DESCRIZIONE DELL'ESERCIZIO:
Nel brano su Clapton, Bruce e Baker, da quanti elementi erano composte al massimo le rock band dell'epoca?

BRANO DI PARTENZA:
☆ ☆ ☆ ☆
Per i puristi del blues, il loro approccio è blasfemo: potenti ed espressivi riff, ritmica robusta e tanta, ma proprio tanta improvvisazione, e non del solo Clapton, ma anche del bassista; diciamo in proposito che Jack Bruce rivoluziona l'uso del suo strumento rispetto all'utilizzo nel rock e nel beat; egli lo rende partecipe del "gioco" melodico, gli fa assumere quel ruolo che spesso ha nei combo jazzistici, in cui, senza scomodare il sommo Charlie Mingus, non è solo "parte" della ritmica; tutt'altro. Pensiamo a Oscar Pettiford, Milt Hinton, Ron Callander, Paul Chambers, Charlie Haden, Paul West, Scott La Faro ...

Una doppia novità la introduce pure il batterista Ginger Baker; abbiamo detto della doppia cassa. Ma egli si "circonda" pure di tutto l'armamentario proprio del percussionista. Non dimentichiamo che all'epoca le rock band erano composte da quattro, massimo cinque elementi: tre chitarre (basso, solista, accompagnamento), batteria, organo/tastiera. Uno di loro a fare da cantante e frontman. Raramente, il vocalist non suonava.
☆ ☆ ☆ ☆
ESTRATTO DEI DATI:
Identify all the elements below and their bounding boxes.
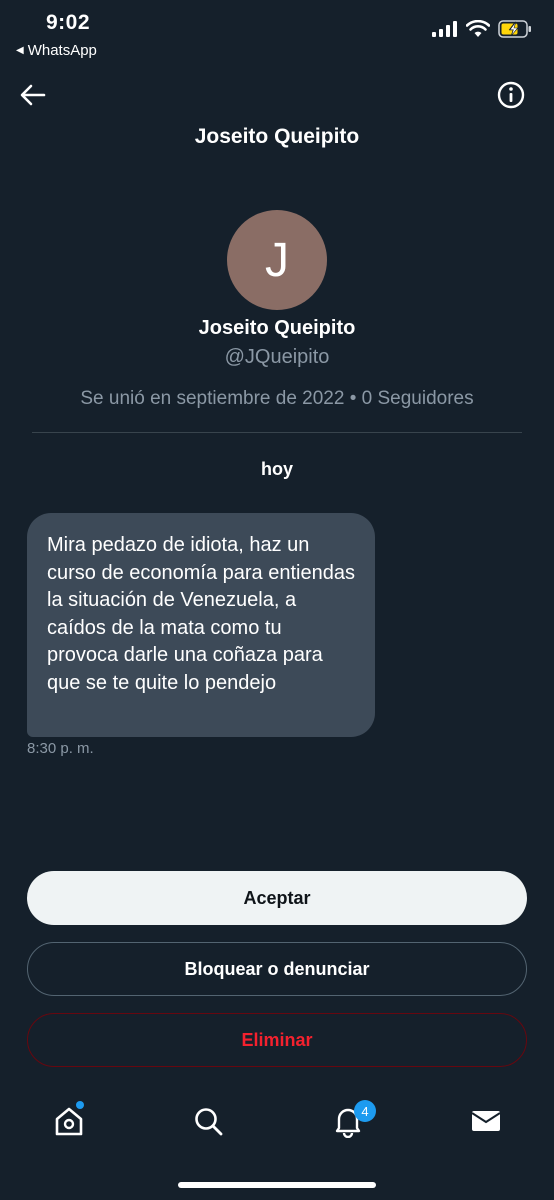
☆ ☆ ☆ ☆
RISPOSTA COMPLETA:
Al massimo da cinque elementi.